■ REQUIRED WORK
Could you write out every entry exactly as it stands?

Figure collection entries

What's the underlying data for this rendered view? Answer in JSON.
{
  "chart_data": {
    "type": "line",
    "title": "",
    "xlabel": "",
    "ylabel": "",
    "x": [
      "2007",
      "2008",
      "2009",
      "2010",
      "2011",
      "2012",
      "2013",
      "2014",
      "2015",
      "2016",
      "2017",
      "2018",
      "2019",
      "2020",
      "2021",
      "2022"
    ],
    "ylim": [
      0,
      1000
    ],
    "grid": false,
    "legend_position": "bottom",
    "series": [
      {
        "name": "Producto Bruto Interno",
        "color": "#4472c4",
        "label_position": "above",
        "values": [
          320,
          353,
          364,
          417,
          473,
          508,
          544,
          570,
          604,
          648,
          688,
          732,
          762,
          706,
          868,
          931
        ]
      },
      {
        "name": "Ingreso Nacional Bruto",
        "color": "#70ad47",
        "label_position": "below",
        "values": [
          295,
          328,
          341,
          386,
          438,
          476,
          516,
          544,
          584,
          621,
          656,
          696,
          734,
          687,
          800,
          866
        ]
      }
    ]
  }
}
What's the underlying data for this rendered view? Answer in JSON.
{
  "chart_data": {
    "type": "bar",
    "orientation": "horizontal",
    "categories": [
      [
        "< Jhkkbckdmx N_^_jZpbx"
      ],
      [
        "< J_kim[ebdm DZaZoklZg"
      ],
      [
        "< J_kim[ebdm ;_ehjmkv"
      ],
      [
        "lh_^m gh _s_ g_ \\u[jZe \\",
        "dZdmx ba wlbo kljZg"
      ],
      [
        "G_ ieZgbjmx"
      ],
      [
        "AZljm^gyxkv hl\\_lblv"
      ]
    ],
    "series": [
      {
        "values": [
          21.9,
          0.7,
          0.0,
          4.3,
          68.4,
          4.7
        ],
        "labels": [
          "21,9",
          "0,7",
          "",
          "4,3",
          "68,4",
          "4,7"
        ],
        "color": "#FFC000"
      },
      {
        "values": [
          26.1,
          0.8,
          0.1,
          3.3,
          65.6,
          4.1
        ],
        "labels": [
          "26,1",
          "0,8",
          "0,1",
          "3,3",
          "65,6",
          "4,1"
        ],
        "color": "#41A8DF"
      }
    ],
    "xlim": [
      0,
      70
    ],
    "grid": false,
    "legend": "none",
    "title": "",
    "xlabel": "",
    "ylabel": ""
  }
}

■ EXPECTED ANSWER
What's the underlying data for this rendered view? Answer in JSON.
{
  "chart_data": {
    "type": "line",
    "title": "",
    "xlabel": "",
    "ylabel": "",
    "x": [
      "2007",
      "2008",
      "2009",
      "2010",
      "2011",
      "2012",
      "2013",
      "2014",
      "2015",
      "2016",
      "2017",
      "2018",
      "2019",
      "2020",
      "2021",
      "2022"
    ],
    "ylim": [
      0,
      1000
    ],
    "grid": false,
    "legend_position": "bottom",
    "series": [
      {
        "name": "Producto Bruto Interno",
        "color": "#4472c4",
        "label_position": "above",
        "values": [
          320,
          353,
          364,
          417,
          473,
          508,
          544,
          570,
          604,
          648,
          688,
          732,
          762,
          706,
          868,
          931
        ]
      },
      {
        "name": "Ingreso Nacional Bruto",
        "color": "#70ad47",
        "label_position": "below",
        "values": [
          295,
          328,
          341,
          386,
          438,
          476,
          516,
          544,
          584,
          621,
          656,
          696,
          734,
          687,
          800,
          866
        ]
      }
    ]
  }
}
What's the underlying data for this rendered view? Answer in JSON.
{
  "chart_data": {
    "type": "bar",
    "orientation": "horizontal",
    "categories": [
      [
        "< Jhkkbckdmx N_^_jZpbx"
      ],
      [
        "< J_kim[ebdm DZaZoklZg"
      ],
      [
        "< J_kim[ebdm ;_ehjmkv"
      ],
      [
        "lh_^m gh _s_ g_ \\u[jZe \\",
        "dZdmx ba wlbo kljZg"
      ],
      [
        "G_ ieZgbjmx"
      ],
      [
        "AZljm^gyxkv hl\\_lblv"
      ]
    ],
    "series": [
      {
        "values": [
          21.9,
          0.7,
          0.0,
          4.3,
          68.4,
          4.7
        ],
        "labels": [
          "21,9",
          "0,7",
          "",
          "4,3",
          "68,4",
          "4,7"
        ],
        "color": "#FFC000"
      },
      {
        "values": [
          26.1,
          0.8,
          0.1,
          3.3,
          65.6,
          4.1
        ],
        "labels": [
          "26,1",
          "0,8",
          "0,1",
          "3,3",
          "65,6",
          "4,1"
        ],
        "color": "#41A8DF"
      }
    ],
    "xlim": [
      0,
      70
    ],
    "grid": false,
    "legend": "none",
    "title": "",
    "xlabel": "",
    "ylabel": ""
  }
}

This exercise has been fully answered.